▶ [WHAT TO WORK ON] Copy the data precisely, keeping every character.

begin SUPPLIED DATA

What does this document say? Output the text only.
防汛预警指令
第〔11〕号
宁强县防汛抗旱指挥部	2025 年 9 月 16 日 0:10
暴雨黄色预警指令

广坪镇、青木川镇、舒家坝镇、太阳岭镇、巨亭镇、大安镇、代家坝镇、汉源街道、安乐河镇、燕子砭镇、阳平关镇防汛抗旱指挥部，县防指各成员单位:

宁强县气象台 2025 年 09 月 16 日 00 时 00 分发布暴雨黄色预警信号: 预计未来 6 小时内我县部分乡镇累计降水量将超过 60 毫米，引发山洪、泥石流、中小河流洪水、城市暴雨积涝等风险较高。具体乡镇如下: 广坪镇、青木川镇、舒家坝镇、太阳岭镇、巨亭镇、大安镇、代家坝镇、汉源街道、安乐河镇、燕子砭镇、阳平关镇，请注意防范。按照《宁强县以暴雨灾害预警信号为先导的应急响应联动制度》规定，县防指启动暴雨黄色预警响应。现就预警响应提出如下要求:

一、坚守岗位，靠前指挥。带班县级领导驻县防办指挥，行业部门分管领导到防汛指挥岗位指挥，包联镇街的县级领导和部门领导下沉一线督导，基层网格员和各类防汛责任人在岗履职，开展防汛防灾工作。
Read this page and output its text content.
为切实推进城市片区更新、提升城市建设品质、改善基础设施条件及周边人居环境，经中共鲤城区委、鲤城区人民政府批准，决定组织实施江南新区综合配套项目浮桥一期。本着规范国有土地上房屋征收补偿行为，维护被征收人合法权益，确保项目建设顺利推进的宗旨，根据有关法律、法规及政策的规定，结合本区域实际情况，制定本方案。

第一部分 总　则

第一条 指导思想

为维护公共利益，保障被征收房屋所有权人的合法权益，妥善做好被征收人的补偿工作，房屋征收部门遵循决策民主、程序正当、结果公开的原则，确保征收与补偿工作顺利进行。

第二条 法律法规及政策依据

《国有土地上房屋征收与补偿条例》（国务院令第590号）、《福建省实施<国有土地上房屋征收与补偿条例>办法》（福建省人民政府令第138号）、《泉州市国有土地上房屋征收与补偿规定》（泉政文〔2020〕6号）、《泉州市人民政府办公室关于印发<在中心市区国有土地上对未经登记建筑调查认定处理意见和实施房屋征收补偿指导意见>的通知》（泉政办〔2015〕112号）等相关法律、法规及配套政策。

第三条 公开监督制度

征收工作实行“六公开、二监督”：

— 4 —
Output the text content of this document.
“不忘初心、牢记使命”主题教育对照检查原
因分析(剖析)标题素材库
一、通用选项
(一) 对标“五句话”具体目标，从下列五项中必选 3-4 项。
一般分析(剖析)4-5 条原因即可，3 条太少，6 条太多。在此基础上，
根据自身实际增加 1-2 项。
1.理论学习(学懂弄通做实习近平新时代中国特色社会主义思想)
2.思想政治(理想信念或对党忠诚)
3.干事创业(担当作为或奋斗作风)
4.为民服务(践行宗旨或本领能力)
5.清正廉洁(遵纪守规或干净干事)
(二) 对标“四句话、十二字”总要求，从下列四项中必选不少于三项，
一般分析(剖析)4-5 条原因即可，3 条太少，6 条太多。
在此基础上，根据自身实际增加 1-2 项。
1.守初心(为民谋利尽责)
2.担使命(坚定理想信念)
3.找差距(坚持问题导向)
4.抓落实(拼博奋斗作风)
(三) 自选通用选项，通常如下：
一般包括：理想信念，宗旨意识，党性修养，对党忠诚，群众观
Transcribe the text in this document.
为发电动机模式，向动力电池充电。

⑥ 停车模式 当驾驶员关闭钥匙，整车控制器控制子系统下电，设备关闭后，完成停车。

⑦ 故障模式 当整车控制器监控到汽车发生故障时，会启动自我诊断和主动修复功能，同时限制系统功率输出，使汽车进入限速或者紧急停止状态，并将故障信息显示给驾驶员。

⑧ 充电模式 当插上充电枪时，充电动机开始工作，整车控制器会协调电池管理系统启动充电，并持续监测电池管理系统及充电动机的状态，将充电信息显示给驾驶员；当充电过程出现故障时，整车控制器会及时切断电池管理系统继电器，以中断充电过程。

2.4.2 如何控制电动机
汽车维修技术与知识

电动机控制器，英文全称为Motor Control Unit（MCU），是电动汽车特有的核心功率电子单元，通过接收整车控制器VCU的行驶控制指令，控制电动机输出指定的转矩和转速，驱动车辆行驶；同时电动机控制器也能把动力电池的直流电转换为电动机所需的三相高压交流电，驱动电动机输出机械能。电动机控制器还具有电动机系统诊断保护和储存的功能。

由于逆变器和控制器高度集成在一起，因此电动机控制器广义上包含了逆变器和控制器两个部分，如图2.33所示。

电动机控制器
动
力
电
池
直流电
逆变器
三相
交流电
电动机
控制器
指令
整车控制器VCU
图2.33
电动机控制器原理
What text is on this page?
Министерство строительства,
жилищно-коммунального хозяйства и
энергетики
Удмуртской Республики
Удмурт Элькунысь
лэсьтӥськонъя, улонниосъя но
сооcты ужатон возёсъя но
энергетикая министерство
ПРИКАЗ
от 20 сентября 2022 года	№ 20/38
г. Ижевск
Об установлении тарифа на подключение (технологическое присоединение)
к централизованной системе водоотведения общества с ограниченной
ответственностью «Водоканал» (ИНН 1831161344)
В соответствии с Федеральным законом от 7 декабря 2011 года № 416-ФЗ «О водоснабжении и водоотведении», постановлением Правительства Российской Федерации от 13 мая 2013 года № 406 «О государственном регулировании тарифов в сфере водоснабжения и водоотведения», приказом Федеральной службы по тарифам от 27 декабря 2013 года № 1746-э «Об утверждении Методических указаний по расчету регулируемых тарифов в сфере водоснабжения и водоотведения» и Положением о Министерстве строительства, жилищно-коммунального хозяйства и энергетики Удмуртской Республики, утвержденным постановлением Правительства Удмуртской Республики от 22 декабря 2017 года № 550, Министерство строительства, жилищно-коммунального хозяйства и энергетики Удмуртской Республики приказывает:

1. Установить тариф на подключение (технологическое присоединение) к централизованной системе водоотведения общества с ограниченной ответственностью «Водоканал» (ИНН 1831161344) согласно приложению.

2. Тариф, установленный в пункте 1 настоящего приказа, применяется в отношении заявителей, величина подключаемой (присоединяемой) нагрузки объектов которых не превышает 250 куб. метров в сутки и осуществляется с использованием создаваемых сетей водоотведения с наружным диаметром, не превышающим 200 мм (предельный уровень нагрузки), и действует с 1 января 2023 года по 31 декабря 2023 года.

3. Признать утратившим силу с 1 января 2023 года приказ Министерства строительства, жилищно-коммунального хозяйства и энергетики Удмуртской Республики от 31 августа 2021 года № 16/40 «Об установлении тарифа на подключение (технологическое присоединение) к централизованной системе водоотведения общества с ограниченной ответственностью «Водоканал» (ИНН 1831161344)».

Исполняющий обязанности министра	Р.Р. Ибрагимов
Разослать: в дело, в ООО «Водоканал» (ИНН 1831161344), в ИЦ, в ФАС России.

end SUPPLIED DATA

▶ [SOLUTION]
What does this document say? Output the text only.
防汛预警指令
第〔11〕号
宁强县防汛抗旱指挥部	2025 年 9 月 16 日 0:10
暴雨黄色预警指令

广坪镇、青木川镇、舒家坝镇、太阳岭镇、巨亭镇、大安镇、代家坝镇、汉源街道、安乐河镇、燕子砭镇、阳平关镇防汛抗旱指挥部，县防指各成员单位:

宁强县气象台 2025 年 09 月 16 日 00 时 00 分发布暴雨黄色预警信号: 预计未来 6 小时内我县部分乡镇累计降水量将超过 60 毫米，引发山洪、泥石流、中小河流洪水、城市暴雨积涝等风险较高。具体乡镇如下: 广坪镇、青木川镇、舒家坝镇、太阳岭镇、巨亭镇、大安镇、代家坝镇、汉源街道、安乐河镇、燕子砭镇、阳平关镇，请注意防范。按照《宁强县以暴雨灾害预警信号为先导的应急响应联动制度》规定，县防指启动暴雨黄色预警响应。现就预警响应提出如下要求:

一、坚守岗位，靠前指挥。带班县级领导驻县防办指挥，行业部门分管领导到防汛指挥岗位指挥，包联镇街的县级领导和部门领导下沉一线督导，基层网格员和各类防汛责任人在岗履职，开展防汛防灾工作。
Read this page and output its text content.
为切实推进城市片区更新、提升城市建设品质、改善基础设施条件及周边人居环境，经中共鲤城区委、鲤城区人民政府批准，决定组织实施江南新区综合配套项目浮桥一期。本着规范国有土地上房屋征收补偿行为，维护被征收人合法权益，确保项目建设顺利推进的宗旨，根据有关法律、法规及政策的规定，结合本区域实际情况，制定本方案。

第一部分 总　则

第一条 指导思想

为维护公共利益，保障被征收房屋所有权人的合法权益，妥善做好被征收人的补偿工作，房屋征收部门遵循决策民主、程序正当、结果公开的原则，确保征收与补偿工作顺利进行。

第二条 法律法规及政策依据

《国有土地上房屋征收与补偿条例》（国务院令第590号）、《福建省实施<国有土地上房屋征收与补偿条例>办法》（福建省人民政府令第138号）、《泉州市国有土地上房屋征收与补偿规定》（泉政文〔2020〕6号）、《泉州市人民政府办公室关于印发<在中心市区国有土地上对未经登记建筑调查认定处理意见和实施房屋征收补偿指导意见>的通知》（泉政办〔2015〕112号）等相关法律、法规及配套政策。

第三条 公开监督制度

征收工作实行“六公开、二监督”：

— 4 —
Output the text content of this document.
“不忘初心、牢记使命”主题教育对照检查原
因分析(剖析)标题素材库
一、通用选项
(一) 对标“五句话”具体目标，从下列五项中必选 3-4 项。
一般分析(剖析)4-5 条原因即可，3 条太少，6 条太多。在此基础上，
根据自身实际增加 1-2 项。
1.理论学习(学懂弄通做实习近平新时代中国特色社会主义思想)
2.思想政治(理想信念或对党忠诚)
3.干事创业(担当作为或奋斗作风)
4.为民服务(践行宗旨或本领能力)
5.清正廉洁(遵纪守规或干净干事)
(二) 对标“四句话、十二字”总要求，从下列四项中必选不少于三项，
一般分析(剖析)4-5 条原因即可，3 条太少，6 条太多。
在此基础上，根据自身实际增加 1-2 项。
1.守初心(为民谋利尽责)
2.担使命(坚定理想信念)
3.找差距(坚持问题导向)
4.抓落实(拼博奋斗作风)
(三) 自选通用选项，通常如下：
一般包括：理想信念，宗旨意识，党性修养，对党忠诚，群众观
Transcribe the text in this document.
为发电动机模式，向动力电池充电。

⑥ 停车模式 当驾驶员关闭钥匙，整车控制器控制子系统下电，设备关闭后，完成停车。

⑦ 故障模式 当整车控制器监控到汽车发生故障时，会启动自我诊断和主动修复功能，同时限制系统功率输出，使汽车进入限速或者紧急停止状态，并将故障信息显示给驾驶员。

⑧ 充电模式 当插上充电枪时，充电动机开始工作，整车控制器会协调电池管理系统启动充电，并持续监测电池管理系统及充电动机的状态，将充电信息显示给驾驶员；当充电过程出现故障时，整车控制器会及时切断电池管理系统继电器，以中断充电过程。

2.4.2 如何控制电动机
汽车维修技术与知识

电动机控制器，英文全称为Motor Control Unit（MCU），是电动汽车特有的核心功率电子单元，通过接收整车控制器VCU的行驶控制指令，控制电动机输出指定的转矩和转速，驱动车辆行驶；同时电动机控制器也能把动力电池的直流电转换为电动机所需的三相高压交流电，驱动电动机输出机械能。电动机控制器还具有电动机系统诊断保护和储存的功能。

由于逆变器和控制器高度集成在一起，因此电动机控制器广义上包含了逆变器和控制器两个部分，如图2.33所示。

电动机控制器
动
力
电
池
直流电
逆变器
三相
交流电
电动机
控制器
指令
整车控制器VCU
图2.33
电动机控制器原理
What text is on this page?
Министерство строительства,
жилищно-коммунального хозяйства и
энергетики
Удмуртской Республики
Удмурт Элькунысь
лэсьтӥськонъя, улонниосъя но
сооcты ужатон возёсъя но
энергетикая министерство
ПРИКАЗ
от 20 сентября 2022 года	№ 20/38
г. Ижевск
Об установлении тарифа на подключение (технологическое присоединение)
к централизованной системе водоотведения общества с ограниченной
ответственностью «Водоканал» (ИНН 1831161344)
В соответствии с Федеральным законом от 7 декабря 2011 года № 416-ФЗ «О водоснабжении и водоотведении», постановлением Правительства Российской Федерации от 13 мая 2013 года № 406 «О государственном регулировании тарифов в сфере водоснабжения и водоотведения», приказом Федеральной службы по тарифам от 27 декабря 2013 года № 1746-э «Об утверждении Методических указаний по расчету регулируемых тарифов в сфере водоснабжения и водоотведения» и Положением о Министерстве строительства, жилищно-коммунального хозяйства и энергетики Удмуртской Республики, утвержденным постановлением Правительства Удмуртской Республики от 22 декабря 2017 года № 550, Министерство строительства, жилищно-коммунального хозяйства и энергетики Удмуртской Республики приказывает:

1. Установить тариф на подключение (технологическое присоединение) к централизованной системе водоотведения общества с ограниченной ответственностью «Водоканал» (ИНН 1831161344) согласно приложению.

2. Тариф, установленный в пункте 1 настоящего приказа, применяется в отношении заявителей, величина подключаемой (присоединяемой) нагрузки объектов которых не превышает 250 куб. метров в сутки и осуществляется с использованием создаваемых сетей водоотведения с наружным диаметром, не превышающим 200 мм (предельный уровень нагрузки), и действует с 1 января 2023 года по 31 декабря 2023 года.

3. Признать утратившим силу с 1 января 2023 года приказ Министерства строительства, жилищно-коммунального хозяйства и энергетики Удмуртской Республики от 31 августа 2021 года № 16/40 «Об установлении тарифа на подключение (технологическое присоединение) к централизованной системе водоотведения общества с ограниченной ответственностью «Водоканал» (ИНН 1831161344)».

Исполняющий обязанности министра	Р.Р. Ибрагимов
Разослать: в дело, в ООО «Водоканал» (ИНН 1831161344), в ИЦ, в ФАС России.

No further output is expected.